• **Stated goal**
Reproduce all the lines below exactly and omit the images.

[Saved data entries]
────────────────
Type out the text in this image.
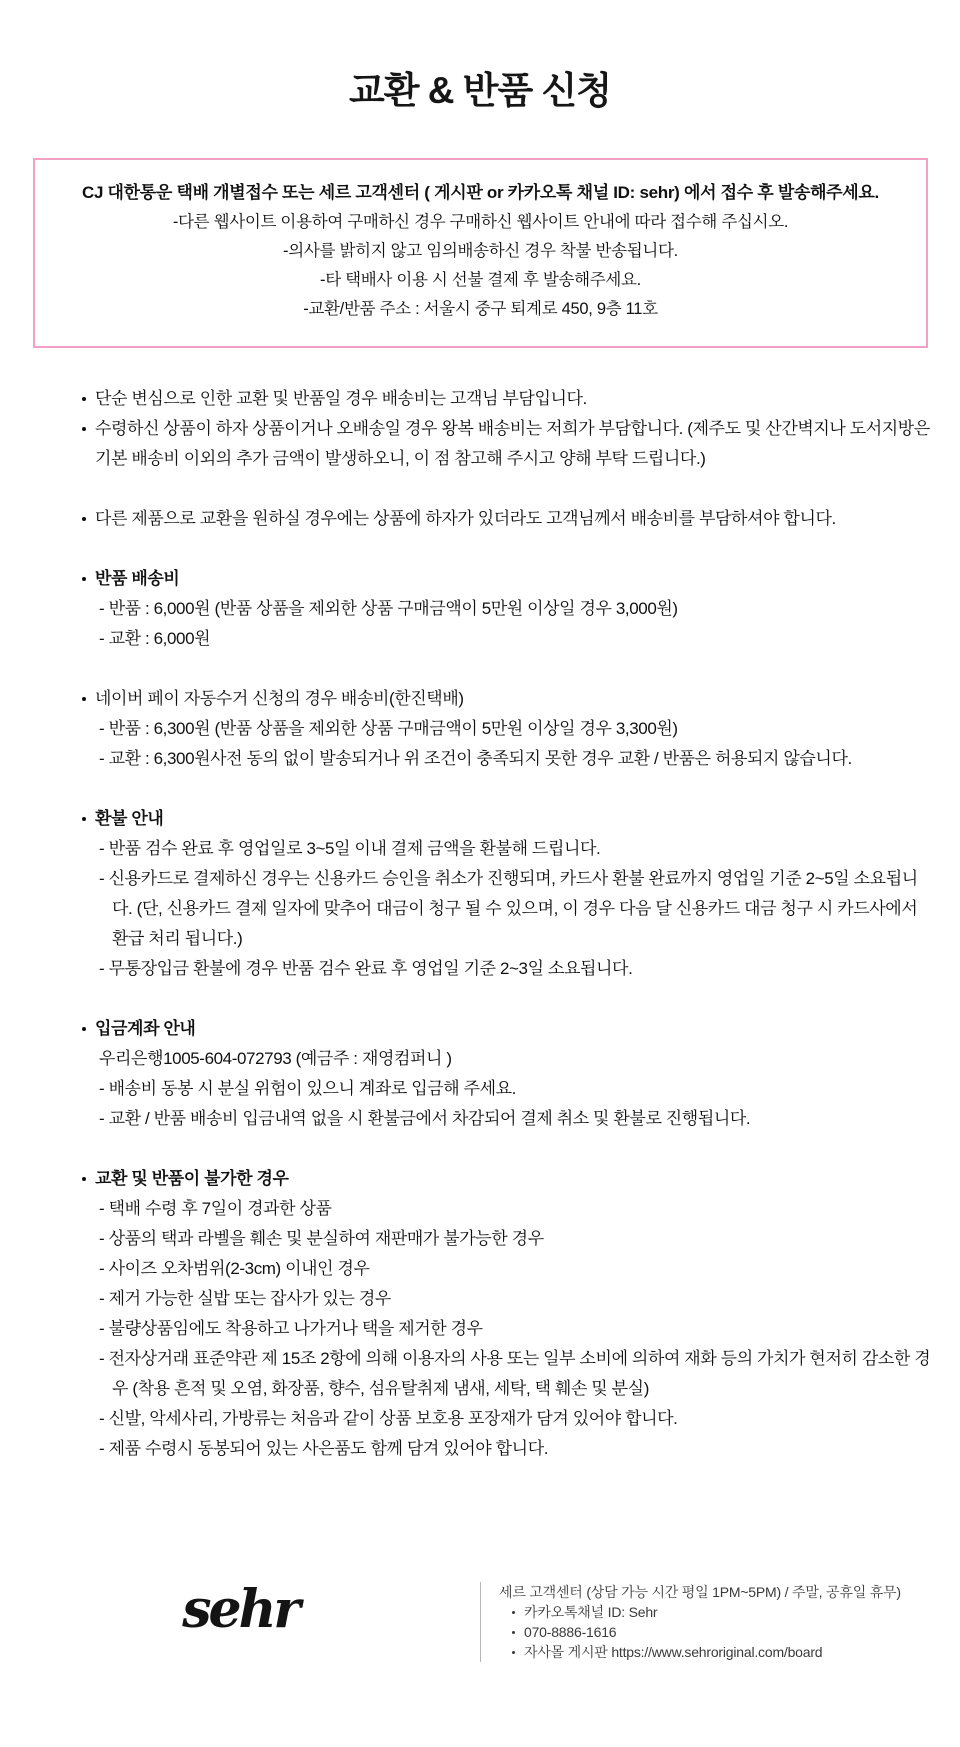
교환 & 반품 신청

CJ 대한통운 택배 개별접수 또는 세르 고객센터 ( 게시판 or 카카오톡 채널 ID: sehr) 에서 접수 후 발송해주세요.

-다른 웹사이트 이용하여 구매하신 경우 구매하신 웹사이트 안내에 따라 접수해 주십시오.

-의사를 밝히지 않고 임의배송하신 경우 착불 반송됩니다.

-타 택배사 이용 시 선불 결제 후 발송해주세요.

-교환/반품 주소 : 서울시 중구 퇴계로 450, 9층 11호

단순 변심으로 인한 교환 및 반품일 경우 배송비는 고객님 부담입니다.
수령하신 상품이 하자 상품이거나 오배송일 경우 왕복 배송비는 저희가 부담합니다. (제주도 및 산간벽지나 도서지방은 기본 배송비 이외의 추가 금액이 발생하오니, 이 점 참고해 주시고 양해 부탁 드립니다.)
다른 제품으로 교환을 원하실 경우에는 상품에 하자가 있더라도 고객님께서 배송비를 부담하셔야 합니다.
반품 배송비
- 반품 : 6,000원 (반품 상품을 제외한 상품 구매금액이 5만원 이상일 경우 3,000원)
- 교환 : 6,000원
네이버 페이 자동수거 신청의 경우 배송비(한진택배)
- 반품 : 6,300원 (반품 상품을 제외한 상품 구매금액이 5만원 이상일 경우 3,300원)
- 교환 : 6,300원사전 동의 없이 발송되거나 위 조건이 충족되지 못한 경우 교환 / 반품은 허용되지 않습니다.
환불 안내
- 반품 검수 완료 후 영업일로 3~5일 이내 결제 금액을 환불해 드립니다.
- 신용카드로 결제하신 경우는 신용카드 승인을 취소가 진행되며, 카드사 환불 완료까지 영업일 기준 2~5일 소요됩니다. (단, 신용카드 결제 일자에 맞추어 대금이 청구 될 수 있으며, 이 경우 다음 달 신용카드 대금 청구 시 카드사에서 환급 처리 됩니다.)
- 무통장입금 환불에 경우 반품 검수 완료 후 영업일 기준 2~3일 소요됩니다.
입금계좌 안내
우리은행1005-604-072793 (예금주 : 재영컴퍼니 )
- 배송비 동봉 시 분실 위험이 있으니 계좌로 입금해 주세요.
- 교환 / 반품 배송비 입금내역 없을 시 환불금에서 차감되어 결제 취소 및 환불로 진행됩니다.
교환 및 반품이 불가한 경우
- 택배 수령 후 7일이 경과한 상품
- 상품의 택과 라벨을 훼손 및 분실하여 재판매가 불가능한 경우
- 사이즈 오차범위(2-3cm) 이내인 경우
- 제거 가능한 실밥 또는 잡사가 있는 경우
- 불량상품임에도 착용하고 나가거나 택을 제거한 경우
- 전자상거래 표준약관 제 15조 2항에 의해 이용자의 사용 또는 일부 소비에 의하여 재화 등의 가치가 현저히 감소한 경우 (착용 흔적 및 오염, 화장품, 향수, 섬유탈취제 냄새, 세탁, 택 훼손 및 분실)
- 신발, 악세사리, 가방류는 처음과 같이 상품 보호용 포장재가 담겨 있어야 합니다.
- 제품 수령시 동봉되어 있는 사은품도 함께 담겨 있어야 합니다.
sehr	세르 고객센터 (상담 가능 시간 평일 1PM~5PM) / 주말, 공휴일 휴무)
카카오톡채널 ID: Sehr
070-8886-1616
자사몰 게시판 https://www.sehroriginal.com/board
────────────────
• **Result of this task**
Type out the text in this image.
교환 & 반품 신청

CJ 대한통운 택배 개별접수 또는 세르 고객센터 ( 게시판 or 카카오톡 채널 ID: sehr) 에서 접수 후 발송해주세요.

-다른 웹사이트 이용하여 구매하신 경우 구매하신 웹사이트 안내에 따라 접수해 주십시오.

-의사를 밝히지 않고 임의배송하신 경우 착불 반송됩니다.

-타 택배사 이용 시 선불 결제 후 발송해주세요.

-교환/반품 주소 : 서울시 중구 퇴계로 450, 9층 11호

단순 변심으로 인한 교환 및 반품일 경우 배송비는 고객님 부담입니다.
수령하신 상품이 하자 상품이거나 오배송일 경우 왕복 배송비는 저희가 부담합니다. (제주도 및 산간벽지나 도서지방은 기본 배송비 이외의 추가 금액이 발생하오니, 이 점 참고해 주시고 양해 부탁 드립니다.)
다른 제품으로 교환을 원하실 경우에는 상품에 하자가 있더라도 고객님께서 배송비를 부담하셔야 합니다.
반품 배송비
- 반품 : 6,000원 (반품 상품을 제외한 상품 구매금액이 5만원 이상일 경우 3,000원)
- 교환 : 6,000원
네이버 페이 자동수거 신청의 경우 배송비(한진택배)
- 반품 : 6,300원 (반품 상품을 제외한 상품 구매금액이 5만원 이상일 경우 3,300원)
- 교환 : 6,300원사전 동의 없이 발송되거나 위 조건이 충족되지 못한 경우 교환 / 반품은 허용되지 않습니다.
환불 안내
- 반품 검수 완료 후 영업일로 3~5일 이내 결제 금액을 환불해 드립니다.
- 신용카드로 결제하신 경우는 신용카드 승인을 취소가 진행되며, 카드사 환불 완료까지 영업일 기준 2~5일 소요됩니다. (단, 신용카드 결제 일자에 맞추어 대금이 청구 될 수 있으며, 이 경우 다음 달 신용카드 대금 청구 시 카드사에서 환급 처리 됩니다.)
- 무통장입금 환불에 경우 반품 검수 완료 후 영업일 기준 2~3일 소요됩니다.
입금계좌 안내
우리은행1005-604-072793 (예금주 : 재영컴퍼니 )
- 배송비 동봉 시 분실 위험이 있으니 계좌로 입금해 주세요.
- 교환 / 반품 배송비 입금내역 없을 시 환불금에서 차감되어 결제 취소 및 환불로 진행됩니다.
교환 및 반품이 불가한 경우
- 택배 수령 후 7일이 경과한 상품
- 상품의 택과 라벨을 훼손 및 분실하여 재판매가 불가능한 경우
- 사이즈 오차범위(2-3cm) 이내인 경우
- 제거 가능한 실밥 또는 잡사가 있는 경우
- 불량상품임에도 착용하고 나가거나 택을 제거한 경우
- 전자상거래 표준약관 제 15조 2항에 의해 이용자의 사용 또는 일부 소비에 의하여 재화 등의 가치가 현저히 감소한 경우 (착용 흔적 및 오염, 화장품, 향수, 섬유탈취제 냄새, 세탁, 택 훼손 및 분실)
- 신발, 악세사리, 가방류는 처음과 같이 상품 보호용 포장재가 담겨 있어야 합니다.
- 제품 수령시 동봉되어 있는 사은품도 함께 담겨 있어야 합니다.
sehr	세르 고객센터 (상담 가능 시간 평일 1PM~5PM) / 주말, 공휴일 휴무)
카카오톡채널 ID: Sehr
070-8886-1616
자사몰 게시판 https://www.sehroriginal.com/board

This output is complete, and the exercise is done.